_Task statement_
Find every line in the records that holds the string "electrical". Copy each one.

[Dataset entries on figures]
================

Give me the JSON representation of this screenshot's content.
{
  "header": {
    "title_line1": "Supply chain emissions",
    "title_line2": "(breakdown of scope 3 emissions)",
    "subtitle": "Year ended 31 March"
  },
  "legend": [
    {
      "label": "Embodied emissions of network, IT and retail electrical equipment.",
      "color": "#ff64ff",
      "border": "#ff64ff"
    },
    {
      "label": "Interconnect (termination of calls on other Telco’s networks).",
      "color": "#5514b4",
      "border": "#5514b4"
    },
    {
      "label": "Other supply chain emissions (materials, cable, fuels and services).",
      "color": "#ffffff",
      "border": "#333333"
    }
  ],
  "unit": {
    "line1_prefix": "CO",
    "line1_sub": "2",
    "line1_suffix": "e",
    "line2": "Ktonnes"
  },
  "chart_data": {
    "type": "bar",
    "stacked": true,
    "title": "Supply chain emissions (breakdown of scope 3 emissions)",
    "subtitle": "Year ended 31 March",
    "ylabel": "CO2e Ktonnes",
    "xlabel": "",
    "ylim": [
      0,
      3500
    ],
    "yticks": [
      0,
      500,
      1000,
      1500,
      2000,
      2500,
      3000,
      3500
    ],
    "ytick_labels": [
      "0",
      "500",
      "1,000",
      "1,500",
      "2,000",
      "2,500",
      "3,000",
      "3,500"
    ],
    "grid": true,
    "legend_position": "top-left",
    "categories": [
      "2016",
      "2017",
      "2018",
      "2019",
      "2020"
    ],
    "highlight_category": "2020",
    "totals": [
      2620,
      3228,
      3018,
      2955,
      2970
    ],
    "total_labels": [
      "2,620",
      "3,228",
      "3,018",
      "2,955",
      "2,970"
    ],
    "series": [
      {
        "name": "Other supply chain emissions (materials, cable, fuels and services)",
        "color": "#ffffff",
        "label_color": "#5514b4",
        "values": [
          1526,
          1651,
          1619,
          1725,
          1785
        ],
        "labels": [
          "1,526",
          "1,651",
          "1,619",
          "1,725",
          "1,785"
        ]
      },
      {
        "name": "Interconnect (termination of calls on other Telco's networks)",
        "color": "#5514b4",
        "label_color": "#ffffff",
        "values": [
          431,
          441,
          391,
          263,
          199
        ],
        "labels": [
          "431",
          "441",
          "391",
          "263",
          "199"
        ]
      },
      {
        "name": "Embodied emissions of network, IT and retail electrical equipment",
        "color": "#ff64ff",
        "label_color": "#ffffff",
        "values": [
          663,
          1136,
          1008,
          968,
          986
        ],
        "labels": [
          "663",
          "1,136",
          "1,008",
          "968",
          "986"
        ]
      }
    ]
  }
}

================

_Solution to the problem_
      "label": "Embodied emissions of network, IT and retail electrical equipment.",
        "name": "Embodied emissions of network, IT and retail electrical equipment",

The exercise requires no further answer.